** START OF RAW RECORDS **

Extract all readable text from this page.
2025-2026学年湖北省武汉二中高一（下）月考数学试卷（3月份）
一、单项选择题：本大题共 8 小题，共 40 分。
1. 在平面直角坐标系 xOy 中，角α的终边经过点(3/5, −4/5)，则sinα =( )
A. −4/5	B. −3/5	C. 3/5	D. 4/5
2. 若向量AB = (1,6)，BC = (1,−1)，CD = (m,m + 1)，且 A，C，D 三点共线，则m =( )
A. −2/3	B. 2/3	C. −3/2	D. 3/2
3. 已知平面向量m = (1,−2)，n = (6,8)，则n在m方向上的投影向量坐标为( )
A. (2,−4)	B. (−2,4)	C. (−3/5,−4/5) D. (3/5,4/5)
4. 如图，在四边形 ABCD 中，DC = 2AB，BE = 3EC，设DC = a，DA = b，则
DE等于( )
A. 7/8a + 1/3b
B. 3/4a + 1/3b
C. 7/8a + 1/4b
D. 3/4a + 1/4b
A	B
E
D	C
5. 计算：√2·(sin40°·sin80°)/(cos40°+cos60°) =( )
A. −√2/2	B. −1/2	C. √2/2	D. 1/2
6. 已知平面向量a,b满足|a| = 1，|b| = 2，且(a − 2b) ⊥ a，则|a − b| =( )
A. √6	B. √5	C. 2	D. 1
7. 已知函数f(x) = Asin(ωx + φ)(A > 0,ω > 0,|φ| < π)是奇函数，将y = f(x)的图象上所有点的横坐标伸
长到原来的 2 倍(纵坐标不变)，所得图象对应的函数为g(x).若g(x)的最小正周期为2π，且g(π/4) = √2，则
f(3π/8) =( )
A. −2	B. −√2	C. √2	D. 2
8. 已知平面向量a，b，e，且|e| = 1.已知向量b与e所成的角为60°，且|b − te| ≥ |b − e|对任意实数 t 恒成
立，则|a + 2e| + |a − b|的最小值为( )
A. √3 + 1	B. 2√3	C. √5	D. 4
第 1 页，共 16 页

** END OF RAW RECORDS **
** START OF RAW RECORDS **

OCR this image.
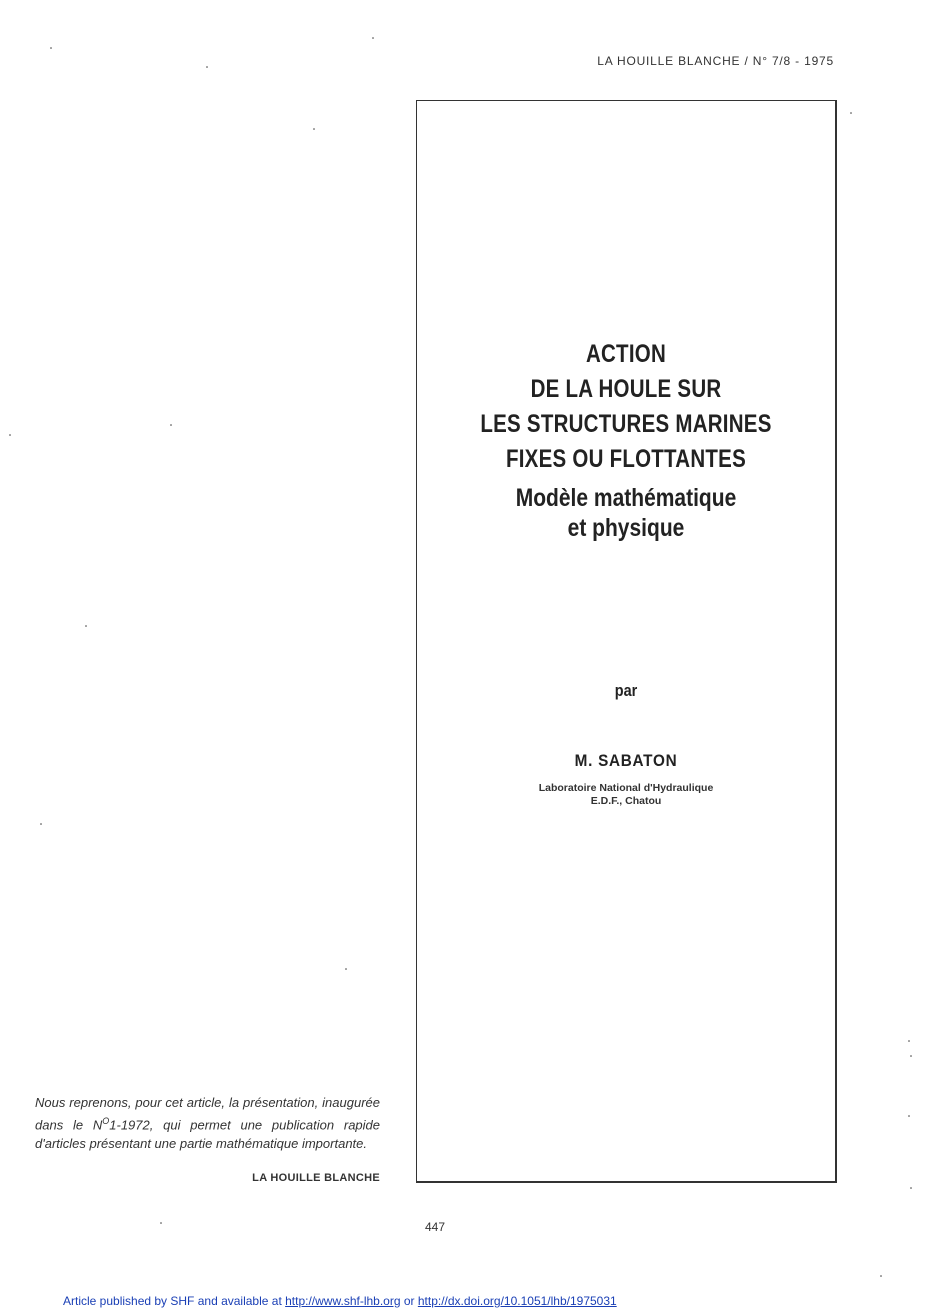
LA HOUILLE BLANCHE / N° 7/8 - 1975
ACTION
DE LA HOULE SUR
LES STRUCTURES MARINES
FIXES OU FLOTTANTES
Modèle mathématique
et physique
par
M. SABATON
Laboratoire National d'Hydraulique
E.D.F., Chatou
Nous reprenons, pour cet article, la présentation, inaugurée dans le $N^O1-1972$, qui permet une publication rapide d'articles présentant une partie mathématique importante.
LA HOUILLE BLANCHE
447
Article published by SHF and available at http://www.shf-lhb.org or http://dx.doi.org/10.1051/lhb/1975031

** END OF RAW RECORDS **
** START OF RAW RECORDS **

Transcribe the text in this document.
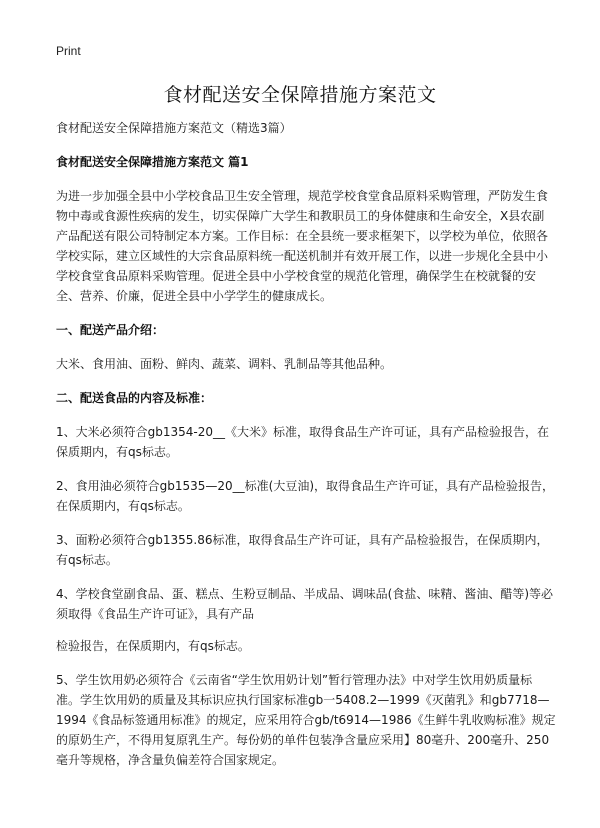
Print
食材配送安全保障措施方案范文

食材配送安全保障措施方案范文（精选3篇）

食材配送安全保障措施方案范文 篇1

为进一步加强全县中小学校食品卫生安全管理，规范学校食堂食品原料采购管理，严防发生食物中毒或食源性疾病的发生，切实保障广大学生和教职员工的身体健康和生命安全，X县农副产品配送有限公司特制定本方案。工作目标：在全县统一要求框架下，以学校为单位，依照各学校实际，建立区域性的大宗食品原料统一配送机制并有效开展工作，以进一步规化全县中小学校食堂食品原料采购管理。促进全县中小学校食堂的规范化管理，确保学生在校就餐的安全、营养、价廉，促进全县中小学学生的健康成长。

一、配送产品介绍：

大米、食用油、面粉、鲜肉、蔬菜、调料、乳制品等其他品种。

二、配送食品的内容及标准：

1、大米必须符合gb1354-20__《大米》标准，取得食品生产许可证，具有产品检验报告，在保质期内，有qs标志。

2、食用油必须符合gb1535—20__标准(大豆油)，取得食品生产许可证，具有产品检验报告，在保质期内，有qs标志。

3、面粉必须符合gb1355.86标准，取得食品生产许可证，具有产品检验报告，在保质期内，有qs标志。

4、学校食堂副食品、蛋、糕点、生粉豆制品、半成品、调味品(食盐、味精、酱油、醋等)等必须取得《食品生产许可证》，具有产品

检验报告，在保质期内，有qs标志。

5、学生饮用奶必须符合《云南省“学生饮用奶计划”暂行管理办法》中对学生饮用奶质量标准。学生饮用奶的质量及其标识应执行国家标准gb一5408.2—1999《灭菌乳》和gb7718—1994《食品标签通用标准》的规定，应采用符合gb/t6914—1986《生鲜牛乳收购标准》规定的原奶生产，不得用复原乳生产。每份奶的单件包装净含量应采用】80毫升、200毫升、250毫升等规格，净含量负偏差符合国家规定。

** END OF RAW RECORDS **

• WHAT THE TASK REQUIRES:
Copy out each line of the listing that holds "取得食品生产许可证".

• EXERCISE OUTPUT:
1、大米必须符合gb1354-20__《大米》标准，取得食品生产许可证，具有产品检验报告，在保质期内，有qs标志。
2、食用油必须符合gb1535—20__标准(大豆油)，取得食品生产许可证，具有产品检验报告，在保质期内，有qs标志。
3、面粉必须符合gb1355.86标准，取得食品生产许可证，具有产品检验报告，在保质期内，有qs标志。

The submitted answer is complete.